• Given problem: The complete listing should be restated exactly.
Start of Records for this task
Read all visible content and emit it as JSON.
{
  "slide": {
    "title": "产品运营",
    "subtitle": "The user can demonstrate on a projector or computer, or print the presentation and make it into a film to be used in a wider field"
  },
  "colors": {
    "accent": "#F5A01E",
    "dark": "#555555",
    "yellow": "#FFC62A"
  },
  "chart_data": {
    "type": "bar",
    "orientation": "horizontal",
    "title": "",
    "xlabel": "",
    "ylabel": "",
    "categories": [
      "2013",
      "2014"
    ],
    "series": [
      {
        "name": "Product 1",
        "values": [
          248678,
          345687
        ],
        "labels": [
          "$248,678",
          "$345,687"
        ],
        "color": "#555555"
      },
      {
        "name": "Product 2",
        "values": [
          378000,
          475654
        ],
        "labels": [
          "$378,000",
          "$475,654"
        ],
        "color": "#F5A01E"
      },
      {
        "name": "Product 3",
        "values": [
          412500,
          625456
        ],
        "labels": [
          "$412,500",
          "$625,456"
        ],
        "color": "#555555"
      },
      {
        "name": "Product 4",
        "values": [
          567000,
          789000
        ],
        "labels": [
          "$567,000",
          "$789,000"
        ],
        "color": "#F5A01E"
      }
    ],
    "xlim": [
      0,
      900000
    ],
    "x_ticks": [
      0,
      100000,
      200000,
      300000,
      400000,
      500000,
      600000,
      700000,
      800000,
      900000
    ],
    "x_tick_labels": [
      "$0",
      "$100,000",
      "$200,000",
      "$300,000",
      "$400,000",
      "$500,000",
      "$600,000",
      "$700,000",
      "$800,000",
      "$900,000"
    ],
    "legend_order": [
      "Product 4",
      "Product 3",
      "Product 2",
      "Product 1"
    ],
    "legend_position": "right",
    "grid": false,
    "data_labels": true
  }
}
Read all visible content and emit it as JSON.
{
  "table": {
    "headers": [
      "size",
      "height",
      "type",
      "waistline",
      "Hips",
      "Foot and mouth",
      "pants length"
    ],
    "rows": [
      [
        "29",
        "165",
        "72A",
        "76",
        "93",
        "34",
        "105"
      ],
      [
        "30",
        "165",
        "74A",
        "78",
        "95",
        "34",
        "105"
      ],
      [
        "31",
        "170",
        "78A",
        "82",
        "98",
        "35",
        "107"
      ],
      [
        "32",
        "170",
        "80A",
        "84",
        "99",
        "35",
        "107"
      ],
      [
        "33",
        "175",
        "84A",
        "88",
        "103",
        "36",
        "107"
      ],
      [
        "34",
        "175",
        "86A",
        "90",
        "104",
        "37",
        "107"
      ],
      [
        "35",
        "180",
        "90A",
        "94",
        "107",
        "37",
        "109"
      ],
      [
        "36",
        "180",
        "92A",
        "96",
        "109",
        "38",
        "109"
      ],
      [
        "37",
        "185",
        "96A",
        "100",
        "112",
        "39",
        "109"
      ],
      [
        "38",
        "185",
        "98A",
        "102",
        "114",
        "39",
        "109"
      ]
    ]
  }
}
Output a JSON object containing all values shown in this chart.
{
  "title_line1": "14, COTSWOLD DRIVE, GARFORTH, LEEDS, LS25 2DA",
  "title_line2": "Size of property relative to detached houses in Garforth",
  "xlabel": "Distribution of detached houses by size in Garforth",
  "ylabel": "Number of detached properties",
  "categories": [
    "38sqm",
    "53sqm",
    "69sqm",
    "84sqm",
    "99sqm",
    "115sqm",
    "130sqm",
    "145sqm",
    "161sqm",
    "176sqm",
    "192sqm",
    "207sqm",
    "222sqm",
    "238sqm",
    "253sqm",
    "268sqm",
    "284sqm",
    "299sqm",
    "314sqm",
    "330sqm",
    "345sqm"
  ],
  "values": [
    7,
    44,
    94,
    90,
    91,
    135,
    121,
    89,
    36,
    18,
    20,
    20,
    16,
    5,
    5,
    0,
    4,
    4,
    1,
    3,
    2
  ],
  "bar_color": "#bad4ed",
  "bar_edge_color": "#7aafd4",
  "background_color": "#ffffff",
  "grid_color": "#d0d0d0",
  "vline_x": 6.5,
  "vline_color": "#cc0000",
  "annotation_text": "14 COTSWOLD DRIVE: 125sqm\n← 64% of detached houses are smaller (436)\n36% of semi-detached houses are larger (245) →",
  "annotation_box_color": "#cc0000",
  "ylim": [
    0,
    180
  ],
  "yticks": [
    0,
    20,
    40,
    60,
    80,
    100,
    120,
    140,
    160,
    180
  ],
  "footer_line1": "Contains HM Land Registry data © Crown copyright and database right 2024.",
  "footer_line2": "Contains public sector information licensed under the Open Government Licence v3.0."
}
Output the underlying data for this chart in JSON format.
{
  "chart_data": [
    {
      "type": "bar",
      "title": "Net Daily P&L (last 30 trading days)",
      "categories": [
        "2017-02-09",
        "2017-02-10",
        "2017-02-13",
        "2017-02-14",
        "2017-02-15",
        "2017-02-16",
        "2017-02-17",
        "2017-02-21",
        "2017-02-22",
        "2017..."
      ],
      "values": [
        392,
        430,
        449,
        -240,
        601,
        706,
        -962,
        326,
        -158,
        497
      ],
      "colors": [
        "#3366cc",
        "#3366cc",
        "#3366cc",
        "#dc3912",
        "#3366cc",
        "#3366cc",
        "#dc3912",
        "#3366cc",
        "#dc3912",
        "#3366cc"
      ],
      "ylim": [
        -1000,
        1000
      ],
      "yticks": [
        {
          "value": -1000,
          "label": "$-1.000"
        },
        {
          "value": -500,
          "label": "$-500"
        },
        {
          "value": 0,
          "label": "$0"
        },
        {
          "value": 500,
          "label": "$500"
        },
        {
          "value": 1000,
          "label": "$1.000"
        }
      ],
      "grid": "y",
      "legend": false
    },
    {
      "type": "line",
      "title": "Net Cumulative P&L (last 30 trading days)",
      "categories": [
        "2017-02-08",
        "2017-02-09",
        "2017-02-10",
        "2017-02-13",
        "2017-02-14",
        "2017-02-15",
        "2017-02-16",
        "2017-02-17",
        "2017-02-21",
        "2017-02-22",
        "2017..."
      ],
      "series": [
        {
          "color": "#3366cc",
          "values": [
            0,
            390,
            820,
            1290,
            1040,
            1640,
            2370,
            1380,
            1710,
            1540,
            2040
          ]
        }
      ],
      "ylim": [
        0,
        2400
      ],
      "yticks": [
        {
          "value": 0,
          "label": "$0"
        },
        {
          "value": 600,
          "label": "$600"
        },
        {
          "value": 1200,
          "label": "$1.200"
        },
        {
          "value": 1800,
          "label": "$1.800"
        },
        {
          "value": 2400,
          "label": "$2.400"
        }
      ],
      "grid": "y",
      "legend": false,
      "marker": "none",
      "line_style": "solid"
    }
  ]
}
End of Records for this task
• Full response:
Read all visible content and emit it as JSON.
{
  "slide": {
    "title": "产品运营",
    "subtitle": "The user can demonstrate on a projector or computer, or print the presentation and make it into a film to be used in a wider field"
  },
  "colors": {
    "accent": "#F5A01E",
    "dark": "#555555",
    "yellow": "#FFC62A"
  },
  "chart_data": {
    "type": "bar",
    "orientation": "horizontal",
    "title": "",
    "xlabel": "",
    "ylabel": "",
    "categories": [
      "2013",
      "2014"
    ],
    "series": [
      {
        "name": "Product 1",
        "values": [
          248678,
          345687
        ],
        "labels": [
          "$248,678",
          "$345,687"
        ],
        "color": "#555555"
      },
      {
        "name": "Product 2",
        "values": [
          378000,
          475654
        ],
        "labels": [
          "$378,000",
          "$475,654"
        ],
        "color": "#F5A01E"
      },
      {
        "name": "Product 3",
        "values": [
          412500,
          625456
        ],
        "labels": [
          "$412,500",
          "$625,456"
        ],
        "color": "#555555"
      },
      {
        "name": "Product 4",
        "values": [
          567000,
          789000
        ],
        "labels": [
          "$567,000",
          "$789,000"
        ],
        "color": "#F5A01E"
      }
    ],
    "xlim": [
      0,
      900000
    ],
    "x_ticks": [
      0,
      100000,
      200000,
      300000,
      400000,
      500000,
      600000,
      700000,
      800000,
      900000
    ],
    "x_tick_labels": [
      "$0",
      "$100,000",
      "$200,000",
      "$300,000",
      "$400,000",
      "$500,000",
      "$600,000",
      "$700,000",
      "$800,000",
      "$900,000"
    ],
    "legend_order": [
      "Product 4",
      "Product 3",
      "Product 2",
      "Product 1"
    ],
    "legend_position": "right",
    "grid": false,
    "data_labels": true
  }
}
Read all visible content and emit it as JSON.
{
  "table": {
    "headers": [
      "size",
      "height",
      "type",
      "waistline",
      "Hips",
      "Foot and mouth",
      "pants length"
    ],
    "rows": [
      [
        "29",
        "165",
        "72A",
        "76",
        "93",
        "34",
        "105"
      ],
      [
        "30",
        "165",
        "74A",
        "78",
        "95",
        "34",
        "105"
      ],
      [
        "31",
        "170",
        "78A",
        "82",
        "98",
        "35",
        "107"
      ],
      [
        "32",
        "170",
        "80A",
        "84",
        "99",
        "35",
        "107"
      ],
      [
        "33",
        "175",
        "84A",
        "88",
        "103",
        "36",
        "107"
      ],
      [
        "34",
        "175",
        "86A",
        "90",
        "104",
        "37",
        "107"
      ],
      [
        "35",
        "180",
        "90A",
        "94",
        "107",
        "37",
        "109"
      ],
      [
        "36",
        "180",
        "92A",
        "96",
        "109",
        "38",
        "109"
      ],
      [
        "37",
        "185",
        "96A",
        "100",
        "112",
        "39",
        "109"
      ],
      [
        "38",
        "185",
        "98A",
        "102",
        "114",
        "39",
        "109"
      ]
    ]
  }
}
Output a JSON object containing all values shown in this chart.
{
  "title_line1": "14, COTSWOLD DRIVE, GARFORTH, LEEDS, LS25 2DA",
  "title_line2": "Size of property relative to detached houses in Garforth",
  "xlabel": "Distribution of detached houses by size in Garforth",
  "ylabel": "Number of detached properties",
  "categories": [
    "38sqm",
    "53sqm",
    "69sqm",
    "84sqm",
    "99sqm",
    "115sqm",
    "130sqm",
    "145sqm",
    "161sqm",
    "176sqm",
    "192sqm",
    "207sqm",
    "222sqm",
    "238sqm",
    "253sqm",
    "268sqm",
    "284sqm",
    "299sqm",
    "314sqm",
    "330sqm",
    "345sqm"
  ],
  "values": [
    7,
    44,
    94,
    90,
    91,
    135,
    121,
    89,
    36,
    18,
    20,
    20,
    16,
    5,
    5,
    0,
    4,
    4,
    1,
    3,
    2
  ],
  "bar_color": "#bad4ed",
  "bar_edge_color": "#7aafd4",
  "background_color": "#ffffff",
  "grid_color": "#d0d0d0",
  "vline_x": 6.5,
  "vline_color": "#cc0000",
  "annotation_text": "14 COTSWOLD DRIVE: 125sqm\n← 64% of detached houses are smaller (436)\n36% of semi-detached houses are larger (245) →",
  "annotation_box_color": "#cc0000",
  "ylim": [
    0,
    180
  ],
  "yticks": [
    0,
    20,
    40,
    60,
    80,
    100,
    120,
    140,
    160,
    180
  ],
  "footer_line1": "Contains HM Land Registry data © Crown copyright and database right 2024.",
  "footer_line2": "Contains public sector information licensed under the Open Government Licence v3.0."
}
Output the underlying data for this chart in JSON format.
{
  "chart_data": [
    {
      "type": "bar",
      "title": "Net Daily P&L (last 30 trading days)",
      "categories": [
        "2017-02-09",
        "2017-02-10",
        "2017-02-13",
        "2017-02-14",
        "2017-02-15",
        "2017-02-16",
        "2017-02-17",
        "2017-02-21",
        "2017-02-22",
        "2017..."
      ],
      "values": [
        392,
        430,
        449,
        -240,
        601,
        706,
        -962,
        326,
        -158,
        497
      ],
      "colors": [
        "#3366cc",
        "#3366cc",
        "#3366cc",
        "#dc3912",
        "#3366cc",
        "#3366cc",
        "#dc3912",
        "#3366cc",
        "#dc3912",
        "#3366cc"
      ],
      "ylim": [
        -1000,
        1000
      ],
      "yticks": [
        {
          "value": -1000,
          "label": "$-1.000"
        },
        {
          "value": -500,
          "label": "$-500"
        },
        {
          "value": 0,
          "label": "$0"
        },
        {
          "value": 500,
          "label": "$500"
        },
        {
          "value": 1000,
          "label": "$1.000"
        }
      ],
      "grid": "y",
      "legend": false
    },
    {
      "type": "line",
      "title": "Net Cumulative P&L (last 30 trading days)",
      "categories": [
        "2017-02-08",
        "2017-02-09",
        "2017-02-10",
        "2017-02-13",
        "2017-02-14",
        "2017-02-15",
        "2017-02-16",
        "2017-02-17",
        "2017-02-21",
        "2017-02-22",
        "2017..."
      ],
      "series": [
        {
          "color": "#3366cc",
          "values": [
            0,
            390,
            820,
            1290,
            1040,
            1640,
            2370,
            1380,
            1710,
            1540,
            2040
          ]
        }
      ],
      "ylim": [
        0,
        2400
      ],
      "yticks": [
        {
          "value": 0,
          "label": "$0"
        },
        {
          "value": 600,
          "label": "$600"
        },
        {
          "value": 1200,
          "label": "$1.200"
        },
        {
          "value": 1800,
          "label": "$1.800"
        },
        {
          "value": 2400,
          "label": "$2.400"
        }
      ],
      "grid": "y",
      "legend": false,
      "marker": "none",
      "line_style": "solid"
    }
  ]
}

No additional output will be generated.